──────── DATA SHOWN

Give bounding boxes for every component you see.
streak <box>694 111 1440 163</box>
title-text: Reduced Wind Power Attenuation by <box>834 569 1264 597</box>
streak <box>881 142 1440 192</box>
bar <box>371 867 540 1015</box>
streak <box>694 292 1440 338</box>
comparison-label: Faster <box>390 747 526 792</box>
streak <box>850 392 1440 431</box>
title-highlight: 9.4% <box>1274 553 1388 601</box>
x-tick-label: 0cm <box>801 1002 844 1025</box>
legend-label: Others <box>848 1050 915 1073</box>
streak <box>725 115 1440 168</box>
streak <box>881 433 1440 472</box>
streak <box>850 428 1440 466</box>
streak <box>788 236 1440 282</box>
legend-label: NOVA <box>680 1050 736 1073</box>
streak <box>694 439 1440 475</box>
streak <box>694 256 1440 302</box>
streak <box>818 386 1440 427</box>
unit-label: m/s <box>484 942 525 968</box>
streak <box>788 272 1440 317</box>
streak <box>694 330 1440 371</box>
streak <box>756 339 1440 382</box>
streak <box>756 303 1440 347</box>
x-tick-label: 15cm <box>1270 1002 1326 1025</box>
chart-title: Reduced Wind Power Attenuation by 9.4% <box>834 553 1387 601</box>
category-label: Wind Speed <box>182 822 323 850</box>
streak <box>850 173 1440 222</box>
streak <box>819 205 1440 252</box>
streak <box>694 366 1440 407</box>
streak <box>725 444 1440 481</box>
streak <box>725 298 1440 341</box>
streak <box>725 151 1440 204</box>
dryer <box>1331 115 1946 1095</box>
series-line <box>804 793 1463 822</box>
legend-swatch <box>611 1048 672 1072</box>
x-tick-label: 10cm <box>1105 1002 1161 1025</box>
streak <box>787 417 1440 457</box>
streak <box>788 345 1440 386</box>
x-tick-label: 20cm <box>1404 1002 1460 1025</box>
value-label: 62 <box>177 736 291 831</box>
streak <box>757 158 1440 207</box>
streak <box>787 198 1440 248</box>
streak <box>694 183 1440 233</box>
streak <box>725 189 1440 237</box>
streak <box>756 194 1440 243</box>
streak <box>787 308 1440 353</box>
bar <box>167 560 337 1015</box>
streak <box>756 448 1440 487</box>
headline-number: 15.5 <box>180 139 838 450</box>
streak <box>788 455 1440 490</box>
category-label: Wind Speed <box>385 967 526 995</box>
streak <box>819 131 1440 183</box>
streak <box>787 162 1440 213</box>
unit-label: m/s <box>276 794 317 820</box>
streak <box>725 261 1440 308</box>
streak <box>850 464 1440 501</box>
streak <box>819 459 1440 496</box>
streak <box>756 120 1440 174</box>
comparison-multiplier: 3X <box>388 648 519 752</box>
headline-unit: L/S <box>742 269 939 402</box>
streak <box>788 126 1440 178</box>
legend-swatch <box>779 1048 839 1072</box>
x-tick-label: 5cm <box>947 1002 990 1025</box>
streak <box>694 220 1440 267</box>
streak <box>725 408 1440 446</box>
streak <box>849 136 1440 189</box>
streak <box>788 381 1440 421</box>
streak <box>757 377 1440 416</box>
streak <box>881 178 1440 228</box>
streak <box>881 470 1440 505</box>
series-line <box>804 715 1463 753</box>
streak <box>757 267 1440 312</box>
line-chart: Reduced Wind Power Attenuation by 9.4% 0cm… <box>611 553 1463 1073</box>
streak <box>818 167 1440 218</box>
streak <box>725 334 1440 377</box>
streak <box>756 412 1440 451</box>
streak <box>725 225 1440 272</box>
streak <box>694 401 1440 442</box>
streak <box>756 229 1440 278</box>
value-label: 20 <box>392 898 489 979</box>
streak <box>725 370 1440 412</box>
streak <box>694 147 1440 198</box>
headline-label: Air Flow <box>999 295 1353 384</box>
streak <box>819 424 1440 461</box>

────────────────

- [TASK]
Please turn every line of the records above into a numbered list, leaving out any blank lines.

- [RESULT FOR THIS EXERCISE]
1. Give bounding boxes for every component you see.
2. streak <box>694 111 1440 163</box>
3. title-text: Reduced Wind Power Attenuation by <box>834 569 1264 597</box>
4. streak <box>881 142 1440 192</box>
5. bar <box>371 867 540 1015</box>
6. streak <box>694 292 1440 338</box>
7. comparison-label: Faster <box>390 747 526 792</box>
8. streak <box>850 392 1440 431</box>
9. title-highlight: 9.4% <box>1274 553 1388 601</box>
10. x-tick-label: 0cm <box>801 1002 844 1025</box>
11. legend-label: Others <box>848 1050 915 1073</box>
12. streak <box>725 115 1440 168</box>
13. streak <box>881 433 1440 472</box>
14. streak <box>850 428 1440 466</box>
15. streak <box>788 236 1440 282</box>
16. legend-label: NOVA <box>680 1050 736 1073</box>
17. streak <box>694 439 1440 475</box>
18. streak <box>694 256 1440 302</box>
19. streak <box>818 386 1440 427</box>
20. unit-label: m/s <box>484 942 525 968</box>
21. streak <box>788 272 1440 317</box>
22. streak <box>694 330 1440 371</box>
23. streak <box>756 339 1440 382</box>
24. streak <box>756 303 1440 347</box>
25. x-tick-label: 15cm <box>1270 1002 1326 1025</box>
26. chart-title: Reduced Wind Power Attenuation by 9.4% <box>834 553 1387 601</box>
27. category-label: Wind Speed <box>182 822 323 850</box>
28. streak <box>850 173 1440 222</box>
29. streak <box>819 205 1440 252</box>
30. streak <box>694 366 1440 407</box>
31. streak <box>725 444 1440 481</box>
32. streak <box>725 298 1440 341</box>
33. streak <box>725 151 1440 204</box>
34. dryer <box>1331 115 1946 1095</box>
35. series-line <box>804 793 1463 822</box>
36. legend-swatch <box>611 1048 672 1072</box>
37. x-tick-label: 10cm <box>1105 1002 1161 1025</box>
38. streak <box>787 417 1440 457</box>
39. streak <box>788 345 1440 386</box>
40. x-tick-label: 20cm <box>1404 1002 1460 1025</box>
41. value-label: 62 <box>177 736 291 831</box>
42. streak <box>757 158 1440 207</box>
43. streak <box>787 198 1440 248</box>
44. streak <box>694 183 1440 233</box>
45. streak <box>725 189 1440 237</box>
46. streak <box>756 194 1440 243</box>
47. streak <box>787 308 1440 353</box>
48. bar <box>167 560 337 1015</box>
49. streak <box>756 448 1440 487</box>
50. headline-number: 15.5 <box>180 139 838 450</box>
51. streak <box>788 455 1440 490</box>
52. category-label: Wind Speed <box>385 967 526 995</box>
53. streak <box>819 131 1440 183</box>
54. streak <box>787 162 1440 213</box>
55. unit-label: m/s <box>276 794 317 820</box>
56. streak <box>725 261 1440 308</box>
57. streak <box>850 464 1440 501</box>
58. streak <box>819 459 1440 496</box>
59. streak <box>756 120 1440 174</box>
60. comparison-multiplier: 3X <box>388 648 519 752</box>
61. headline-unit: L/S <box>742 269 939 402</box>
62. streak <box>788 126 1440 178</box>
63. legend-swatch <box>779 1048 839 1072</box>
64. x-tick-label: 5cm <box>947 1002 990 1025</box>
65. streak <box>694 220 1440 267</box>
66. streak <box>725 408 1440 446</box>
67. streak <box>849 136 1440 189</box>
68. streak <box>788 381 1440 421</box>
69. streak <box>757 377 1440 416</box>
70. streak <box>881 178 1440 228</box>
71. streak <box>881 470 1440 505</box>
72. series-line <box>804 715 1463 753</box>
73. streak <box>757 267 1440 312</box>
74. line-chart: Reduced Wind Power Attenuation by 9.4% 0cm… <box>611 553 1463 1073</box>
75. streak <box>818 167 1440 218</box>
76. streak <box>725 334 1440 377</box>
77. streak <box>756 412 1440 451</box>
78. streak <box>725 225 1440 272</box>
79. streak <box>694 401 1440 442</box>
80. streak <box>756 229 1440 278</box>
81. value-label: 20 <box>392 898 489 979</box>
82. streak <box>725 370 1440 412</box>
83. streak <box>694 147 1440 198</box>
84. headline-label: Air Flow <box>999 295 1353 384</box>
85. streak <box>819 424 1440 461</box>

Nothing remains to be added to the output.